- **WRITTEN PROBLEM**
Copy out all the lines exactly. Omit pictures.

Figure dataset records
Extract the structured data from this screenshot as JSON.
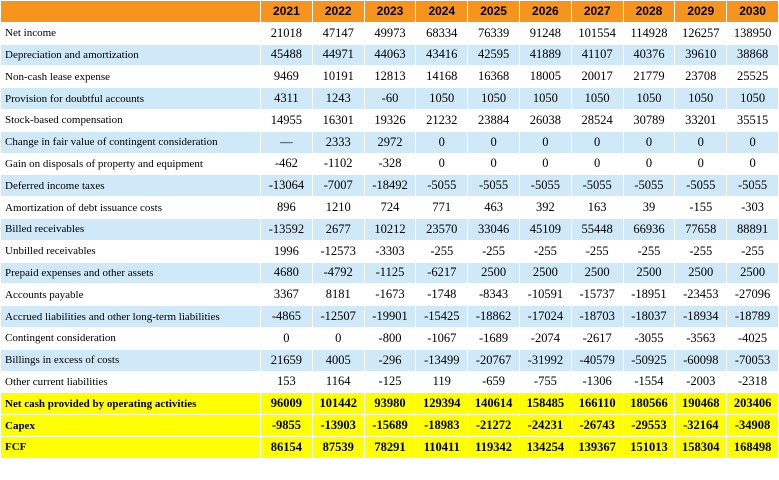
{
  "table": {
    "columns": [
      2021,
      2022,
      2023,
      2024,
      2025,
      2026,
      2027,
      2028,
      2029,
      2030
    ],
    "rows": [
      {
        "label": "Net income",
        "values": [
          21018,
          47147,
          49973,
          68334,
          76339,
          91248,
          101554,
          114928,
          126257,
          138950
        ]
      },
      {
        "label": "Depreciation and amortization",
        "values": [
          45488,
          44971,
          44063,
          43416,
          42595,
          41889,
          41107,
          40376,
          39610,
          38868
        ]
      },
      {
        "label": "Non-cash lease expense",
        "values": [
          9469,
          10191,
          12813,
          14168,
          16368,
          18005,
          20017,
          21779,
          23708,
          25525
        ]
      },
      {
        "label": "Provision for doubtful accounts",
        "values": [
          4311,
          1243,
          -60,
          1050,
          1050,
          1050,
          1050,
          1050,
          1050,
          1050
        ]
      },
      {
        "label": "Stock-based compensation",
        "values": [
          14955,
          16301,
          19326,
          21232,
          23884,
          26038,
          28524,
          30789,
          33201,
          35515
        ]
      },
      {
        "label": "Change in fair value of contingent consideration",
        "values": [
          "—",
          2333,
          2972,
          0,
          0,
          0,
          0,
          0,
          0,
          0
        ]
      },
      {
        "label": "Gain on disposals of property and equipment",
        "values": [
          -462,
          -1102,
          -328,
          0,
          0,
          0,
          0,
          0,
          0,
          0
        ]
      },
      {
        "label": "Deferred income taxes",
        "values": [
          -13064,
          -7007,
          -18492,
          -5055,
          -5055,
          -5055,
          -5055,
          -5055,
          -5055,
          -5055
        ]
      },
      {
        "label": "Amortization of debt issuance costs",
        "values": [
          896,
          1210,
          724,
          771,
          463,
          392,
          163,
          39,
          -155,
          -303
        ]
      },
      {
        "label": "Billed receivables",
        "values": [
          -13592,
          2677,
          10212,
          23570,
          33046,
          45109,
          55448,
          66936,
          77658,
          88891
        ]
      },
      {
        "label": "Unbilled receivables",
        "values": [
          1996,
          -12573,
          -3303,
          -255,
          -255,
          -255,
          -255,
          -255,
          -255,
          -255
        ]
      },
      {
        "label": "Prepaid expenses and other assets",
        "values": [
          4680,
          -4792,
          -1125,
          -6217,
          2500,
          2500,
          2500,
          2500,
          2500,
          2500
        ]
      },
      {
        "label": "Accounts payable",
        "values": [
          3367,
          8181,
          -1673,
          -1748,
          -8343,
          -10591,
          -15737,
          -18951,
          -23453,
          -27096
        ]
      },
      {
        "label": "Accrued liabilities and other long-term liabilities",
        "values": [
          -4865,
          -12507,
          -19901,
          -15425,
          -18862,
          -17024,
          -18703,
          -18037,
          -18934,
          -18789
        ]
      },
      {
        "label": "Contingent consideration",
        "values": [
          0,
          0,
          -800,
          -1067,
          -1689,
          -2074,
          -2617,
          -3055,
          -3563,
          -4025
        ]
      },
      {
        "label": "Billings in excess of costs",
        "values": [
          21659,
          4005,
          -296,
          -13499,
          -20767,
          -31992,
          -40579,
          -50925,
          -60098,
          -70053
        ]
      },
      {
        "label": "Other current liabilities",
        "values": [
          153,
          1164,
          -125,
          119,
          -659,
          -755,
          -1306,
          -1554,
          -2003,
          -2318
        ]
      },
      {
        "label": "Net cash provided by operating activities",
        "highlight": true,
        "values": [
          96009,
          101442,
          93980,
          129394,
          140614,
          158485,
          166110,
          180566,
          190468,
          203406
        ]
      },
      {
        "label": "Capex",
        "highlight": true,
        "values": [
          -9855,
          -13903,
          -15689,
          -18983,
          -21272,
          -24231,
          -26743,
          -29553,
          -32164,
          -34908
        ]
      },
      {
        "label": "FCF",
        "highlight": true,
        "values": [
          86154,
          87539,
          78291,
          110411,
          119342,
          134254,
          139367,
          151013,
          158304,
          168498
        ]
      }
    ]
  }
}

- **REPLY TO THE EXERCISE**
Extract the structured data from this screenshot as JSON.
{
  "table": {
    "columns": [
      2021,
      2022,
      2023,
      2024,
      2025,
      2026,
      2027,
      2028,
      2029,
      2030
    ],
    "rows": [
      {
        "label": "Net income",
        "values": [
          21018,
          47147,
          49973,
          68334,
          76339,
          91248,
          101554,
          114928,
          126257,
          138950
        ]
      },
      {
        "label": "Depreciation and amortization",
        "values": [
          45488,
          44971,
          44063,
          43416,
          42595,
          41889,
          41107,
          40376,
          39610,
          38868
        ]
      },
      {
        "label": "Non-cash lease expense",
        "values": [
          9469,
          10191,
          12813,
          14168,
          16368,
          18005,
          20017,
          21779,
          23708,
          25525
        ]
      },
      {
        "label": "Provision for doubtful accounts",
        "values": [
          4311,
          1243,
          -60,
          1050,
          1050,
          1050,
          1050,
          1050,
          1050,
          1050
        ]
      },
      {
        "label": "Stock-based compensation",
        "values": [
          14955,
          16301,
          19326,
          21232,
          23884,
          26038,
          28524,
          30789,
          33201,
          35515
        ]
      },
      {
        "label": "Change in fair value of contingent consideration",
        "values": [
          "—",
          2333,
          2972,
          0,
          0,
          0,
          0,
          0,
          0,
          0
        ]
      },
      {
        "label": "Gain on disposals of property and equipment",
        "values": [
          -462,
          -1102,
          -328,
          0,
          0,
          0,
          0,
          0,
          0,
          0
        ]
      },
      {
        "label": "Deferred income taxes",
        "values": [
          -13064,
          -7007,
          -18492,
          -5055,
          -5055,
          -5055,
          -5055,
          -5055,
          -5055,
          -5055
        ]
      },
      {
        "label": "Amortization of debt issuance costs",
        "values": [
          896,
          1210,
          724,
          771,
          463,
          392,
          163,
          39,
          -155,
          -303
        ]
      },
      {
        "label": "Billed receivables",
        "values": [
          -13592,
          2677,
          10212,
          23570,
          33046,
          45109,
          55448,
          66936,
          77658,
          88891
        ]
      },
      {
        "label": "Unbilled receivables",
        "values": [
          1996,
          -12573,
          -3303,
          -255,
          -255,
          -255,
          -255,
          -255,
          -255,
          -255
        ]
      },
      {
        "label": "Prepaid expenses and other assets",
        "values": [
          4680,
          -4792,
          -1125,
          -6217,
          2500,
          2500,
          2500,
          2500,
          2500,
          2500
        ]
      },
      {
        "label": "Accounts payable",
        "values": [
          3367,
          8181,
          -1673,
          -1748,
          -8343,
          -10591,
          -15737,
          -18951,
          -23453,
          -27096
        ]
      },
      {
        "label": "Accrued liabilities and other long-term liabilities",
        "values": [
          -4865,
          -12507,
          -19901,
          -15425,
          -18862,
          -17024,
          -18703,
          -18037,
          -18934,
          -18789
        ]
      },
      {
        "label": "Contingent consideration",
        "values": [
          0,
          0,
          -800,
          -1067,
          -1689,
          -2074,
          -2617,
          -3055,
          -3563,
          -4025
        ]
      },
      {
        "label": "Billings in excess of costs",
        "values": [
          21659,
          4005,
          -296,
          -13499,
          -20767,
          -31992,
          -40579,
          -50925,
          -60098,
          -70053
        ]
      },
      {
        "label": "Other current liabilities",
        "values": [
          153,
          1164,
          -125,
          119,
          -659,
          -755,
          -1306,
          -1554,
          -2003,
          -2318
        ]
      },
      {
        "label": "Net cash provided by operating activities",
        "highlight": true,
        "values": [
          96009,
          101442,
          93980,
          129394,
          140614,
          158485,
          166110,
          180566,
          190468,
          203406
        ]
      },
      {
        "label": "Capex",
        "highlight": true,
        "values": [
          -9855,
          -13903,
          -15689,
          -18983,
          -21272,
          -24231,
          -26743,
          -29553,
          -32164,
          -34908
        ]
      },
      {
        "label": "FCF",
        "highlight": true,
        "values": [
          86154,
          87539,
          78291,
          110411,
          119342,
          134254,
          139367,
          151013,
          158304,
          168498
        ]
      }
    ]
  }
}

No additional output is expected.